• [Problem requirements]: Leave out the pictures and repeat everything else in the records exactly.

• [Available data]:
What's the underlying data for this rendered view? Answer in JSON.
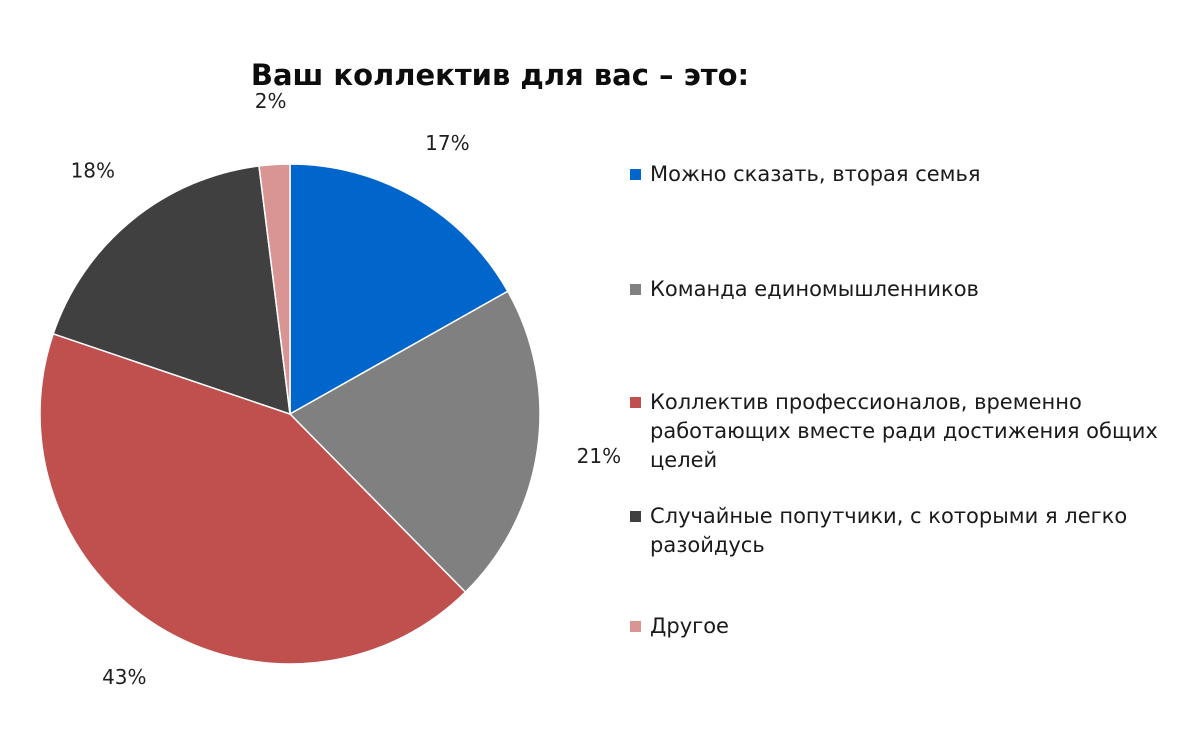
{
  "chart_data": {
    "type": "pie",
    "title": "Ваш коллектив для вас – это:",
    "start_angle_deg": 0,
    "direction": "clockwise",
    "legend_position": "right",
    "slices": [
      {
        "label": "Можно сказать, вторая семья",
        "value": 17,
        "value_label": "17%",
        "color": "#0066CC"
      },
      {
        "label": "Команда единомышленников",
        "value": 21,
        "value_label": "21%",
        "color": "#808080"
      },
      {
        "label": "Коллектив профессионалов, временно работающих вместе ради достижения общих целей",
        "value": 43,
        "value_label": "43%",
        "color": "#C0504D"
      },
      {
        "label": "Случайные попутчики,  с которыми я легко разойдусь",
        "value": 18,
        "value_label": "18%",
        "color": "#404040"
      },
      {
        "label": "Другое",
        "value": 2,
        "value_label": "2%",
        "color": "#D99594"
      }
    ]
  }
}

• [Result]:
What's the underlying data for this rendered view? Answer in JSON.
{
  "chart_data": {
    "type": "pie",
    "title": "Ваш коллектив для вас – это:",
    "start_angle_deg": 0,
    "direction": "clockwise",
    "legend_position": "right",
    "slices": [
      {
        "label": "Можно сказать, вторая семья",
        "value": 17,
        "value_label": "17%",
        "color": "#0066CC"
      },
      {
        "label": "Команда единомышленников",
        "value": 21,
        "value_label": "21%",
        "color": "#808080"
      },
      {
        "label": "Коллектив профессионалов, временно работающих вместе ради достижения общих целей",
        "value": 43,
        "value_label": "43%",
        "color": "#C0504D"
      },
      {
        "label": "Случайные попутчики,  с которыми я легко разойдусь",
        "value": 18,
        "value_label": "18%",
        "color": "#404040"
      },
      {
        "label": "Другое",
        "value": 2,
        "value_label": "2%",
        "color": "#D99594"
      }
    ]
  }
}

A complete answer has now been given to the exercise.